**WHAT YOU HAVE TO DO:**
Give the number of lines in the records below that include "media", and nothing more.

(Stored data)
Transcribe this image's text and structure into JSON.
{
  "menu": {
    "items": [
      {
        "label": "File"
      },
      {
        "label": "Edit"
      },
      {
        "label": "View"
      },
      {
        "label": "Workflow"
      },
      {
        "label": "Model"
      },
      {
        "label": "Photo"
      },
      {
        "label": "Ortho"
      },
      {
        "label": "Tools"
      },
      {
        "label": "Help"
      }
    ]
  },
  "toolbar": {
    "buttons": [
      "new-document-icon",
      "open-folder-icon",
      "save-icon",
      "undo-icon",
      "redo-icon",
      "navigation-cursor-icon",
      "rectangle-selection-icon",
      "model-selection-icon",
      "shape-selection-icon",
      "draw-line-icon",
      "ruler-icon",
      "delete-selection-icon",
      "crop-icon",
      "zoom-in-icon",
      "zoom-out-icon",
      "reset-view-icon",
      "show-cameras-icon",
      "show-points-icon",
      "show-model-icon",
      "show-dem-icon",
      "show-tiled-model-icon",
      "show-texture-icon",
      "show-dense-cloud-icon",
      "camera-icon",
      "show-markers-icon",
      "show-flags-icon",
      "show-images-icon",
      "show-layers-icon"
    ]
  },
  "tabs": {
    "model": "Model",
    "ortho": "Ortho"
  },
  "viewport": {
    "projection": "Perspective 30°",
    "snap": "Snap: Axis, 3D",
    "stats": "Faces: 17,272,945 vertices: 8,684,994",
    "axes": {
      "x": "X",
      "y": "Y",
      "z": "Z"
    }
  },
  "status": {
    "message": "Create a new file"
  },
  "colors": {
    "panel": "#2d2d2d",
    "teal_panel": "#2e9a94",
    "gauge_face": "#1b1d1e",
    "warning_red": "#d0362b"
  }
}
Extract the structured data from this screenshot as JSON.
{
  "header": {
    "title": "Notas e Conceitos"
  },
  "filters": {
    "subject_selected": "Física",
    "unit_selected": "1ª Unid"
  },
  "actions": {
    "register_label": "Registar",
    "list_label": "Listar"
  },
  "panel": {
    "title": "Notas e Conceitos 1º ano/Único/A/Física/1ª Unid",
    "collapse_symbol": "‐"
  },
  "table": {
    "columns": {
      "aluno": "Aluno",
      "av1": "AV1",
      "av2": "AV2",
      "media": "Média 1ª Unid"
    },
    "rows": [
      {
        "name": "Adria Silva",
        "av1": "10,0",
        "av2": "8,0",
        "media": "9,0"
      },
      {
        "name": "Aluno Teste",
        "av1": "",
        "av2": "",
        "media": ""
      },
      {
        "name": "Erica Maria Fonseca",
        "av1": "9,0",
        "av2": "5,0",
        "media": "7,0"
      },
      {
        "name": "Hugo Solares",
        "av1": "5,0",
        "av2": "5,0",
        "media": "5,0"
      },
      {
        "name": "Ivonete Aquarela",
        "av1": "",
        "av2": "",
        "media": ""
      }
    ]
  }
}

**SOLUTION TO THE PROBLEM:**
6